** Start of Data for the task **

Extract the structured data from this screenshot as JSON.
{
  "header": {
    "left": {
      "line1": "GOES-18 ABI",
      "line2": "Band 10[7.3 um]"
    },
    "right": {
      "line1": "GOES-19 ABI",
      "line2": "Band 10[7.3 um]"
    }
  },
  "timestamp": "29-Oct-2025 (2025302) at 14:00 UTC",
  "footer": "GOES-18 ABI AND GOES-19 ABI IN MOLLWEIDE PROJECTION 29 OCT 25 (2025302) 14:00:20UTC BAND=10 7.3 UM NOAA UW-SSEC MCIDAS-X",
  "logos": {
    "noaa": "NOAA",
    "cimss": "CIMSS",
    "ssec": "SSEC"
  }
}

** End of Data for the task **

Reproduce the records in full, exactly as written.

Extract the structured data from this screenshot as JSON.
{
  "header": {
    "left": {
      "line1": "GOES-18 ABI",
      "line2": "Band 10[7.3 um]"
    },
    "right": {
      "line1": "GOES-19 ABI",
      "line2": "Band 10[7.3 um]"
    }
  },
  "timestamp": "29-Oct-2025 (2025302) at 14:00 UTC",
  "footer": "GOES-18 ABI AND GOES-19 ABI IN MOLLWEIDE PROJECTION 29 OCT 25 (2025302) 14:00:20UTC BAND=10 7.3 UM NOAA UW-SSEC MCIDAS-X",
  "logos": {
    "noaa": "NOAA",
    "cimss": "CIMSS",
    "ssec": "SSEC"
  }
}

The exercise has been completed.